* What is required *
Copy out all lines in the data below containing the string "CapEx".

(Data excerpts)
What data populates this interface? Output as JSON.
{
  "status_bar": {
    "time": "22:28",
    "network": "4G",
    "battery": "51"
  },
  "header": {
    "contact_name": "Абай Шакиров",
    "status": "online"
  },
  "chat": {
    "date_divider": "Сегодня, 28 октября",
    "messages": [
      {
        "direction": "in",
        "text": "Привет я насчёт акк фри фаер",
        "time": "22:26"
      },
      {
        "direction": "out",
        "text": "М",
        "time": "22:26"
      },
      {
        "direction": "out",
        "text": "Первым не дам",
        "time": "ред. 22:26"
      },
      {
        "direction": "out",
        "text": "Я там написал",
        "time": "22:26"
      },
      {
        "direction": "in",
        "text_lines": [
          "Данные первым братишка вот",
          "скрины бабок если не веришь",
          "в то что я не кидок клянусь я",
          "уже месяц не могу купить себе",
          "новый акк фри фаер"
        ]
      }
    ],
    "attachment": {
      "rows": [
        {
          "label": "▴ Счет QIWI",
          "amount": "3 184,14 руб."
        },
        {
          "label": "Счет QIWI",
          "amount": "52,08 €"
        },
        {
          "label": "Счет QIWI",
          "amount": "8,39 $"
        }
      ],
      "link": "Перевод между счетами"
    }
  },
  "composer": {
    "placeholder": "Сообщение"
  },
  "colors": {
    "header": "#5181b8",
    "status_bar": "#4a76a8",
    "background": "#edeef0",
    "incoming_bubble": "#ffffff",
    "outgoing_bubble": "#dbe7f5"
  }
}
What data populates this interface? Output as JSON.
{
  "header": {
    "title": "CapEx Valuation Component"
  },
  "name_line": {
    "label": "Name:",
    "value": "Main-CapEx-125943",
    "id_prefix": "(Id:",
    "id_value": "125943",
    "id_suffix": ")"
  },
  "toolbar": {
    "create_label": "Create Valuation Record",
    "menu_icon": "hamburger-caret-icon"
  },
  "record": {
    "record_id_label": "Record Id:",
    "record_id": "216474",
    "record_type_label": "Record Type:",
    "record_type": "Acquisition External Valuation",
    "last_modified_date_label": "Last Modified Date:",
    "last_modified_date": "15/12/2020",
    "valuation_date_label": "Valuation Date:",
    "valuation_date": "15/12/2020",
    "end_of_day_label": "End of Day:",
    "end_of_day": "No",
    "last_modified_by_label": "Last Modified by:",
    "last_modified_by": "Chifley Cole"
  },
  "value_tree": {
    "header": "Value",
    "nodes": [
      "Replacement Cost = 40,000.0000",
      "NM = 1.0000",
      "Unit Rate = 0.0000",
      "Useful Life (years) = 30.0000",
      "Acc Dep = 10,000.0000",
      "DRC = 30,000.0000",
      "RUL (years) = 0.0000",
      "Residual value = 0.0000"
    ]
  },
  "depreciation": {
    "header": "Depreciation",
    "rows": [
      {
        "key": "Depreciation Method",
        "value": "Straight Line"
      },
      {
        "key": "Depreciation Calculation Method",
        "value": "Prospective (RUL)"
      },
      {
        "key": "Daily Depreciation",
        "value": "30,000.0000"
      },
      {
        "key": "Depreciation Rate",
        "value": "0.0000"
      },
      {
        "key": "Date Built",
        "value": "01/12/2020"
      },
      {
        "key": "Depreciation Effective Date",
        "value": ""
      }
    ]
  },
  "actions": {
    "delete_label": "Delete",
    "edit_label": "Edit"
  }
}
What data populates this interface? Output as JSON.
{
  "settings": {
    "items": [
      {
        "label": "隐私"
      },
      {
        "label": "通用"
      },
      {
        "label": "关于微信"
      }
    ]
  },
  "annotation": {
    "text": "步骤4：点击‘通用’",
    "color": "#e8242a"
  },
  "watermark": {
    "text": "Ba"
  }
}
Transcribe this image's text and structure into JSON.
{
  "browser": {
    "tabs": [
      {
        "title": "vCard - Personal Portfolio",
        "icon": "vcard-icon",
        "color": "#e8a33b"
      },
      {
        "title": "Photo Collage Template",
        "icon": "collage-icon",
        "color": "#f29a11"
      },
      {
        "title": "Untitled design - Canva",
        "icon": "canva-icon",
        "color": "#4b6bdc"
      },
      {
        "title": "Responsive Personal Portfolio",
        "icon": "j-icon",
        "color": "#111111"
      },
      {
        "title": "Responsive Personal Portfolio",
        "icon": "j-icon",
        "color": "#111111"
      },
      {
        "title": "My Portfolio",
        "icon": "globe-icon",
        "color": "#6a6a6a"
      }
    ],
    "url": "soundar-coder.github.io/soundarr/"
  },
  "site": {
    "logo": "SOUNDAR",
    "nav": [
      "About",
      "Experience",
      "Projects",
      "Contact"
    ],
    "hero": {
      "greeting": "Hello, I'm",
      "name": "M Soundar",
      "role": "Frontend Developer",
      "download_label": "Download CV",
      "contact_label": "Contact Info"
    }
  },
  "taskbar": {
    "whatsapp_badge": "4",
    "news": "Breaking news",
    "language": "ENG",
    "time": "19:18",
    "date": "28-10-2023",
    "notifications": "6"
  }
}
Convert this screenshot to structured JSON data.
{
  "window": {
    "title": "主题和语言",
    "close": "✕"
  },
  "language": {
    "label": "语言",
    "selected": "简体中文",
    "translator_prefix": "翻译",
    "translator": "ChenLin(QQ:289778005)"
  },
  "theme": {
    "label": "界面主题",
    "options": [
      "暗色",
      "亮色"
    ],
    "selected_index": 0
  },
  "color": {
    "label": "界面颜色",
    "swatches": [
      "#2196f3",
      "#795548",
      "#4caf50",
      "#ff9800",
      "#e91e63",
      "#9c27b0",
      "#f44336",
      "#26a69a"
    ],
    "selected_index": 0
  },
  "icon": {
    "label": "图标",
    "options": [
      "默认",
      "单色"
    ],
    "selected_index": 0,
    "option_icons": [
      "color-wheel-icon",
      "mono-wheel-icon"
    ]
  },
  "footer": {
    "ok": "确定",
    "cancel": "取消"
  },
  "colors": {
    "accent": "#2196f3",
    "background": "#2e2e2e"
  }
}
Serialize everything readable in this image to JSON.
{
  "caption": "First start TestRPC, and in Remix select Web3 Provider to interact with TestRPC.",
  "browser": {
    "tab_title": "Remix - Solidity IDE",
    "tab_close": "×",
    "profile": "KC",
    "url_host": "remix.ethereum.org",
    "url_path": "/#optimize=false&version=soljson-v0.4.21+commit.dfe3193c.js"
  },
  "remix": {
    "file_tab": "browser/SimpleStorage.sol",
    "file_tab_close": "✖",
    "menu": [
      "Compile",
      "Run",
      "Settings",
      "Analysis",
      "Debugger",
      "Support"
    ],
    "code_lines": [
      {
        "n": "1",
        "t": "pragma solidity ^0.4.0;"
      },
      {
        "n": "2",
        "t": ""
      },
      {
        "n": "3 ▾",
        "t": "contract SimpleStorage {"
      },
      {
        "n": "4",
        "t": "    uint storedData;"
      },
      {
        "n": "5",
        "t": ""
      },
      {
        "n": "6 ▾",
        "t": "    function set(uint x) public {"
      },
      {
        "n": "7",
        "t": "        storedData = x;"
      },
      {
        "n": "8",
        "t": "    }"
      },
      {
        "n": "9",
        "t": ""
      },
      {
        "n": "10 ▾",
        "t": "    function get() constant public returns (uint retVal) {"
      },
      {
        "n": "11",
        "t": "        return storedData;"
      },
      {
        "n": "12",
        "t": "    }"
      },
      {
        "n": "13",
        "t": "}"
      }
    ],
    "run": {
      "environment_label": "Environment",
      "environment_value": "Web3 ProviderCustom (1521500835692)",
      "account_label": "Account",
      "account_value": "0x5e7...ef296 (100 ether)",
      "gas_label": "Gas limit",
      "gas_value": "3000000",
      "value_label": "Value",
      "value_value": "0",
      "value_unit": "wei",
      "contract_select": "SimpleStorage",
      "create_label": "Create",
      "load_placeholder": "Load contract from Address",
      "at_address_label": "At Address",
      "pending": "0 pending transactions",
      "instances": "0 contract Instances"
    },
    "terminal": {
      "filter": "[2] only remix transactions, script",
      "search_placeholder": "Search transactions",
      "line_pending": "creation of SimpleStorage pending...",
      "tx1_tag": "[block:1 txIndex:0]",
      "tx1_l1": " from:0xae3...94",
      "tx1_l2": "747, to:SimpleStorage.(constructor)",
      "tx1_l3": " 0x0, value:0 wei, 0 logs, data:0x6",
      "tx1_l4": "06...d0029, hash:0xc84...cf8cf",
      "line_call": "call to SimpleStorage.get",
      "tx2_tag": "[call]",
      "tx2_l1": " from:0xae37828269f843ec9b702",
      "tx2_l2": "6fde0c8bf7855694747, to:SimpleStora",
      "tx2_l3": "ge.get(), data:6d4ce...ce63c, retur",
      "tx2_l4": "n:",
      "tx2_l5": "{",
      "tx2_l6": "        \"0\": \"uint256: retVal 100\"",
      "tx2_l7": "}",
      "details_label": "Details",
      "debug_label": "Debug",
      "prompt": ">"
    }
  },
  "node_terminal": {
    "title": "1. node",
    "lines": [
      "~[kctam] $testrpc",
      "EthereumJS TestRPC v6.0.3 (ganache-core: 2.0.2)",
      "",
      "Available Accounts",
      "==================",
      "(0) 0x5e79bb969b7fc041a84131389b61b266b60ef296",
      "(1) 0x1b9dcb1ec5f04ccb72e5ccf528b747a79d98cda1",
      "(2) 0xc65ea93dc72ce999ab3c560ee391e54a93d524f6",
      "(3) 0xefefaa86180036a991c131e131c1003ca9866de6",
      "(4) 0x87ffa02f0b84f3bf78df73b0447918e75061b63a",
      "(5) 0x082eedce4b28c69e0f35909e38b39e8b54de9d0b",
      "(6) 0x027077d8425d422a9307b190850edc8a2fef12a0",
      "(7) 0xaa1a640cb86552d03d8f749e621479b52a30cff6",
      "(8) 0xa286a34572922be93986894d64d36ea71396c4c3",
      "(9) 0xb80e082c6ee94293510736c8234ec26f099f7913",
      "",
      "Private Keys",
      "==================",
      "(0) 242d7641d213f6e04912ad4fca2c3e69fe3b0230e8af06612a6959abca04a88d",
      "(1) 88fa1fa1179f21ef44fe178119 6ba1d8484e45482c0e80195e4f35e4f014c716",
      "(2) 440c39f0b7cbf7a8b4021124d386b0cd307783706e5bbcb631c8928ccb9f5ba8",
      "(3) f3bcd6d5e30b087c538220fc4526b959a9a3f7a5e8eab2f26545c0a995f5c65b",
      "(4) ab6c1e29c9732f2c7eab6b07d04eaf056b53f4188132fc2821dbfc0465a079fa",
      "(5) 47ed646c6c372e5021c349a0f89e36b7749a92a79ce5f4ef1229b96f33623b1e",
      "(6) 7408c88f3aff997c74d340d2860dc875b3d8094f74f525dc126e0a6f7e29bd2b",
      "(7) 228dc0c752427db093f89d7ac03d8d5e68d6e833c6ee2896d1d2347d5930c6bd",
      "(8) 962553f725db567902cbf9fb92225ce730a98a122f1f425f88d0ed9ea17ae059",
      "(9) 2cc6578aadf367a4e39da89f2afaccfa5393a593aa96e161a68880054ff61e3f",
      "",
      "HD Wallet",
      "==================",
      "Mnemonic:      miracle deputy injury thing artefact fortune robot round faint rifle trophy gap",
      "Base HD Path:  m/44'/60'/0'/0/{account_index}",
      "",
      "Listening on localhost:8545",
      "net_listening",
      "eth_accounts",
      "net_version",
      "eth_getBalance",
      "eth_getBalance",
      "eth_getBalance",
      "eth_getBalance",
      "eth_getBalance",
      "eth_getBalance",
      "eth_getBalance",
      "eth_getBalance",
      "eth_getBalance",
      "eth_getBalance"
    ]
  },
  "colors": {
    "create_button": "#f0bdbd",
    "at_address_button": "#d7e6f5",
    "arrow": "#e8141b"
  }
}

* Answer to the problem *
    "title": "CapEx Valuation Component"
    "value": "Main-CapEx-125943",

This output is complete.